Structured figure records
□ □ □

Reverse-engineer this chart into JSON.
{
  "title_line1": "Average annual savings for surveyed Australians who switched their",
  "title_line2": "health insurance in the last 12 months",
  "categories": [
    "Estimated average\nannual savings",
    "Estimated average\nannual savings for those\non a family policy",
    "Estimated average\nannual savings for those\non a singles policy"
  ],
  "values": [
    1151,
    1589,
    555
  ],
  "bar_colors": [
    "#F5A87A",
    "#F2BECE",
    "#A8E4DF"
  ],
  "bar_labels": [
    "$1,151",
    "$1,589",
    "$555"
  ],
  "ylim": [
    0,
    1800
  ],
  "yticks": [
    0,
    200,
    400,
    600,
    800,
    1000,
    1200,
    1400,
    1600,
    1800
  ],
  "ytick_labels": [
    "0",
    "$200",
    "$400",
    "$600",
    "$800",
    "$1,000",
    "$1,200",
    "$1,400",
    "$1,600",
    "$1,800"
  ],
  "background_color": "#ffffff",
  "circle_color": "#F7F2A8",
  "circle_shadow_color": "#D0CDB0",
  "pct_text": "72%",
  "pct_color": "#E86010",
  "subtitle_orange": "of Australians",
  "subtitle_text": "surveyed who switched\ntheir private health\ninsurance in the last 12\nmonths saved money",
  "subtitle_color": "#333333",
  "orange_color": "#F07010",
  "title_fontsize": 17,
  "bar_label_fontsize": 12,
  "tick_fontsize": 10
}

□ □ □

§ EXERCISE AIM:
In the entries above, identify each line that includes the string "nannual", then copy it.

§ THE ANSWER:
    "Estimated average\nannual savings",
    "Estimated average\nannual savings for those\non a family policy",
    "Estimated average\nannual savings for those\non a singles policy"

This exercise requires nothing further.